WHAT THE EXERCISE ASKS> Review the material line by line. Identify and copy every line that contains the string "这是我省高考考生志愿填报的截止日期".

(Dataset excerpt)
start

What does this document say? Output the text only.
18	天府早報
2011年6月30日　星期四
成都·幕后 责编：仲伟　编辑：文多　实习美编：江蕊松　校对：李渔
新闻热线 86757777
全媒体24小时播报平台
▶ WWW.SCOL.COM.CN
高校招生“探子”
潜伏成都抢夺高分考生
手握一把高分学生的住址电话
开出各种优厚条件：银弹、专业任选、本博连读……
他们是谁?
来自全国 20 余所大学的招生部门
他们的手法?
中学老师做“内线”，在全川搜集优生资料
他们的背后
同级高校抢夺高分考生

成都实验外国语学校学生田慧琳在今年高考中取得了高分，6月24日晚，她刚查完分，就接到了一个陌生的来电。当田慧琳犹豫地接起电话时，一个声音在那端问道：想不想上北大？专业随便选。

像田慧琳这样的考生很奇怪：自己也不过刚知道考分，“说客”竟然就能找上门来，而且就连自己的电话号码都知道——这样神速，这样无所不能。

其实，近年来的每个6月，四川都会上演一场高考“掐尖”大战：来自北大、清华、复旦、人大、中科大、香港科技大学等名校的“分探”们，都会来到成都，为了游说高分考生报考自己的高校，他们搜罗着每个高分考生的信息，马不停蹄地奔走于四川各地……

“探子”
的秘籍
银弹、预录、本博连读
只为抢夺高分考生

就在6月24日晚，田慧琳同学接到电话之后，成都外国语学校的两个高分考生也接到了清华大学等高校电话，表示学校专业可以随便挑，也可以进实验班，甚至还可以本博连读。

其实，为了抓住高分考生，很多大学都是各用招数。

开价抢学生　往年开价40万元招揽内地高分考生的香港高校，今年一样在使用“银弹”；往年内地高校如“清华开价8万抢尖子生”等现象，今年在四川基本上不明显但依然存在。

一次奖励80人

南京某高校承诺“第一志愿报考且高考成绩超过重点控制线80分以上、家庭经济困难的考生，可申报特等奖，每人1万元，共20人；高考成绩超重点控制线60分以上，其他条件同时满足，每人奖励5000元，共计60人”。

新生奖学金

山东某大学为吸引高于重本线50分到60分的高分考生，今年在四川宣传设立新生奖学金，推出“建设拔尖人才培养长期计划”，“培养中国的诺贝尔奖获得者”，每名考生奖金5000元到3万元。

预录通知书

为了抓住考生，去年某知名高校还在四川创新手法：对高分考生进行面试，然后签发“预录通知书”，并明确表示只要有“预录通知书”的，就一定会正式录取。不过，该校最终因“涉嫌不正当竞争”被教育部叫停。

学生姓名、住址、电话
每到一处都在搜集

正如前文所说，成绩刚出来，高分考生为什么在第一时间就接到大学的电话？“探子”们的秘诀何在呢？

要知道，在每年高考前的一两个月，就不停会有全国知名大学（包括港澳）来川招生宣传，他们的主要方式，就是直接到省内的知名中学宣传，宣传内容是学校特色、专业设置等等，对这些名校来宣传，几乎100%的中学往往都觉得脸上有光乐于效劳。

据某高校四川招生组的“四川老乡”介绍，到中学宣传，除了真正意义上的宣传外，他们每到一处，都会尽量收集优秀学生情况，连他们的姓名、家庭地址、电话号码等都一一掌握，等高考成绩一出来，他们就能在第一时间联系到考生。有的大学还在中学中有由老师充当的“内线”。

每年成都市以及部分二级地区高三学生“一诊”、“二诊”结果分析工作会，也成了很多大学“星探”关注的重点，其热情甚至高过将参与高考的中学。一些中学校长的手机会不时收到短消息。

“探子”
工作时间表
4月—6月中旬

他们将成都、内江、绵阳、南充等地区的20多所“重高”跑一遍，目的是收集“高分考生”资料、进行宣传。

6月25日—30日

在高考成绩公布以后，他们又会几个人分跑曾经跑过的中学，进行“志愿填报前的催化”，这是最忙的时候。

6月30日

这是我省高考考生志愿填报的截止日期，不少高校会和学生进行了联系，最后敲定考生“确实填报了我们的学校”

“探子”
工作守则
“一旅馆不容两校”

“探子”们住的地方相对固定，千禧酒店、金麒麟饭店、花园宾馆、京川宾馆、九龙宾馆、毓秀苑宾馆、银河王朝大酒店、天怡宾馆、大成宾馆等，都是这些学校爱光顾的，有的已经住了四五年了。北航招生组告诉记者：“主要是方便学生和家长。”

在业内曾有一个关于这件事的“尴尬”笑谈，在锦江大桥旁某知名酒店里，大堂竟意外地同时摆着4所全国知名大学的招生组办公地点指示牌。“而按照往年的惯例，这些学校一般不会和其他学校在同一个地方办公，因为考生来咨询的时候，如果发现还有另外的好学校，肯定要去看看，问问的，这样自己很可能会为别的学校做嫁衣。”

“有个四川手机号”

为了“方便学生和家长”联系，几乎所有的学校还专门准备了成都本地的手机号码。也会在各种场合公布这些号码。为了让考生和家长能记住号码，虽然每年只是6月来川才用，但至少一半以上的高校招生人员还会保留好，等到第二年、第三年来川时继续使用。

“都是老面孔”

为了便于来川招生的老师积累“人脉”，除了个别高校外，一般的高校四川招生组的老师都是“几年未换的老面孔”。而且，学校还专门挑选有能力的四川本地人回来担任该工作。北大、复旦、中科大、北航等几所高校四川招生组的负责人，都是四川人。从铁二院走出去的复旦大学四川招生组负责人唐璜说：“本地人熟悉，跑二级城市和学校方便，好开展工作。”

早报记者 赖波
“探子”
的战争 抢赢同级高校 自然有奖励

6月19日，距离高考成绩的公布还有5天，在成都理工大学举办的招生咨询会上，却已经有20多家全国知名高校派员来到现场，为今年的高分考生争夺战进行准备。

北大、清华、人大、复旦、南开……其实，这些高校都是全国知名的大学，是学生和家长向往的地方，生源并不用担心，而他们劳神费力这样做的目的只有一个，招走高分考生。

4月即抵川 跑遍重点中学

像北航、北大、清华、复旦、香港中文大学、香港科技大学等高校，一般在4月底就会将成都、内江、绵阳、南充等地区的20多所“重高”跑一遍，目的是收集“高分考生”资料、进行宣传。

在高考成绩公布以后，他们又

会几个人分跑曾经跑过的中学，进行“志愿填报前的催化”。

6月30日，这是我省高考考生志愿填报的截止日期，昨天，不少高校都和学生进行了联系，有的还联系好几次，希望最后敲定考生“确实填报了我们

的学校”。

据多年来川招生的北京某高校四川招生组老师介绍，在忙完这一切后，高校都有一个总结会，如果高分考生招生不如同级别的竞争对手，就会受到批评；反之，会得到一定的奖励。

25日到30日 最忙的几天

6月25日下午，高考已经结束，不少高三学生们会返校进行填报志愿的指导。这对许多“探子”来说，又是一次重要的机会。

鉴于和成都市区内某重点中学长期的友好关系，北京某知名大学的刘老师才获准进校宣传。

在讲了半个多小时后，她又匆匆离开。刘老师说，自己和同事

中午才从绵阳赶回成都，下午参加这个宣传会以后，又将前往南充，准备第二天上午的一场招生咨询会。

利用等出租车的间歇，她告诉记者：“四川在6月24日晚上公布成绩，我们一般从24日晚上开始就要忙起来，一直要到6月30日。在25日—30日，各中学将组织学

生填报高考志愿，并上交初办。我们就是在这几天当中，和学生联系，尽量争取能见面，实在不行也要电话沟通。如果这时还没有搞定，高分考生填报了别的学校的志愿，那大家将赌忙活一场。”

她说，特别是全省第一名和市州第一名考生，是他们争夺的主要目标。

end

FULL OUTPUT>
这是我省高考考生志愿填报的截止日期，不少高校会和学生进行了联系，最后敲定考生“确实填报了我们的学校”
6月30日，这是我省高考考生志愿填报的截止日期，昨天，不少高校都和学生进行了联系，有的还联系好几次，希望最后敲定考生“确实填报了我们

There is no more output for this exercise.